## WHAT THIS TASK INVOLVES
Skip the images. Copy the records exactly as written.

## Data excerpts

------------

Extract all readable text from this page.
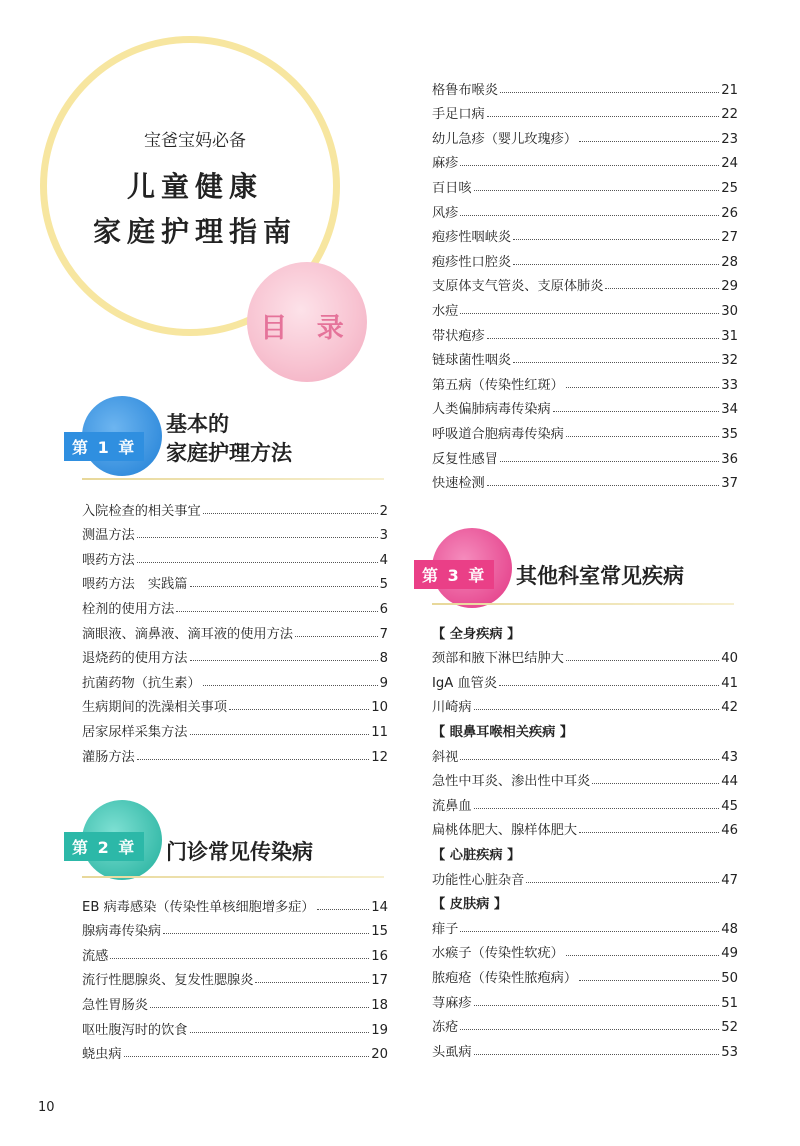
宝爸宝妈必备
儿童健康
家庭护理指南
目 录
第 1 章
基本的
家庭护理方法
入院检查的相关事宜	2
测温方法	3
喂药方法	4
喂药方法　实践篇	5
栓剂的使用方法	6
滴眼液、滴鼻液、滴耳液的使用方法	7
退烧药的使用方法	8
抗菌药物（抗生素）	9
生病期间的洗澡相关事项	10
居家尿样采集方法	11
灌肠方法	12
第 2 章	门诊常见传染病
EB 病毒感染（传染性单核细胞增多症）	14
腺病毒传染病	15
流感	16
流行性腮腺炎、复发性腮腺炎	17
急性胃肠炎	18
呕吐腹泻时的饮食	19
蛲虫病	20
格鲁布喉炎	21
手足口病	22
幼儿急疹（婴儿玫瑰疹）	23
麻疹	24
百日咳	25
风疹	26
疱疹性咽峡炎	27
疱疹性口腔炎	28
支原体支气管炎、支原体肺炎	29
水痘	30
带状疱疹	31
链球菌性咽炎	32
第五病（传染性红斑）	33
人类偏肺病毒传染病	34
呼吸道合胞病毒传染病	35
反复性感冒	36
快速检测	37
第 3 章	其他科室常见疾病
【 全身疾病 】
颈部和腋下淋巴结肿大	40
IgA 血管炎	41
川崎病	42
【 眼鼻耳喉相关疾病 】
斜视	43
急性中耳炎、渗出性中耳炎	44
流鼻血	45
扁桃体肥大、腺样体肥大	46
【 心脏疾病 】
功能性心脏杂音	47
【 皮肤病 】
痱子	48
水瘊子（传染性软疣）	49
脓疱疮（传染性脓疱病）	50
荨麻疹	51
冻疮	52
头虱病	53
10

------------

## REPLY TO THE TASK
Extract all readable text from this page.
宝爸宝妈必备
儿童健康
家庭护理指南
目 录
第 1 章
基本的
家庭护理方法
入院检查的相关事宜	2
测温方法	3
喂药方法	4
喂药方法　实践篇	5
栓剂的使用方法	6
滴眼液、滴鼻液、滴耳液的使用方法	7
退烧药的使用方法	8
抗菌药物（抗生素）	9
生病期间的洗澡相关事项	10
居家尿样采集方法	11
灌肠方法	12
第 2 章	门诊常见传染病
EB 病毒感染（传染性单核细胞增多症）	14
腺病毒传染病	15
流感	16
流行性腮腺炎、复发性腮腺炎	17
急性胃肠炎	18
呕吐腹泻时的饮食	19
蛲虫病	20
格鲁布喉炎	21
手足口病	22
幼儿急疹（婴儿玫瑰疹）	23
麻疹	24
百日咳	25
风疹	26
疱疹性咽峡炎	27
疱疹性口腔炎	28
支原体支气管炎、支原体肺炎	29
水痘	30
带状疱疹	31
链球菌性咽炎	32
第五病（传染性红斑）	33
人类偏肺病毒传染病	34
呼吸道合胞病毒传染病	35
反复性感冒	36
快速检测	37
第 3 章	其他科室常见疾病
【 全身疾病 】
颈部和腋下淋巴结肿大	40
IgA 血管炎	41
川崎病	42
【 眼鼻耳喉相关疾病 】
斜视	43
急性中耳炎、渗出性中耳炎	44
流鼻血	45
扁桃体肥大、腺样体肥大	46
【 心脏疾病 】
功能性心脏杂音	47
【 皮肤病 】
痱子	48
水瘊子（传染性软疣）	49
脓疱疮（传染性脓疱病）	50
荨麻疹	51
冻疮	52
头虱病	53
10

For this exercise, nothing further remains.